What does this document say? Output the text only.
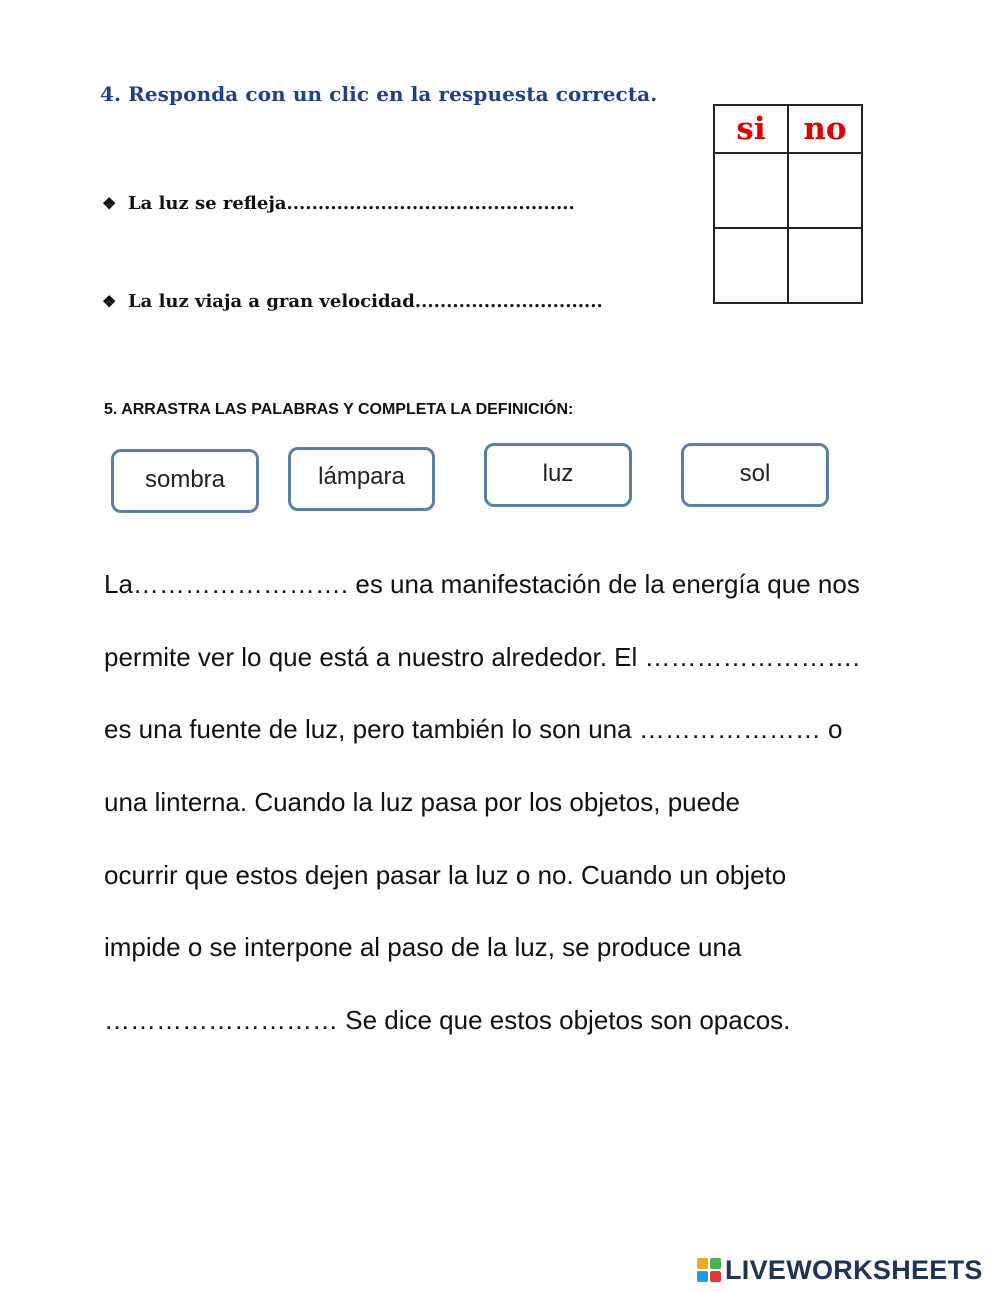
4. Responda con un clic en la respuesta correcta.
❖ La luz se refleja..............................................
❖ La luz viaja a gran velocidad..............................
si	no

5. ARRASTRA LAS PALABRAS Y COMPLETA LA DEFINICIÓN:
sombra	lámpara	luz	sol
La……………………. es una manifestación de la energía que nos
permite ver lo que está a nuestro alrededor. El …………………….
es una fuente de luz, pero también lo son una ………………… o
una linterna. Cuando la luz pasa por los objetos, puede
ocurrir que estos dejen pasar la luz o no. Cuando un objeto
impide o se interpone al paso de la luz, se produce una
……………………… Se dice que estos objetos son opacos.
LIVEWORKSHEETS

◆ **The exercise**
Exclude the images, then output the data above word for word.

◆ **Complete answer**
What does this document say? Output the text only.
4. Responda con un clic en la respuesta correcta.
❖ La luz se refleja..............................................
❖ La luz viaja a gran velocidad..............................
si	no

5. ARRASTRA LAS PALABRAS Y COMPLETA LA DEFINICIÓN:
sombra	lámpara	luz	sol
La……………………. es una manifestación de la energía que nos
permite ver lo que está a nuestro alrededor. El …………………….
es una fuente de luz, pero también lo son una ………………… o
una linterna. Cuando la luz pasa por los objetos, puede
ocurrir que estos dejen pasar la luz o no. Cuando un objeto
impide o se interpone al paso de la luz, se produce una
……………………… Se dice que estos objetos son opacos.
LIVEWORKSHEETS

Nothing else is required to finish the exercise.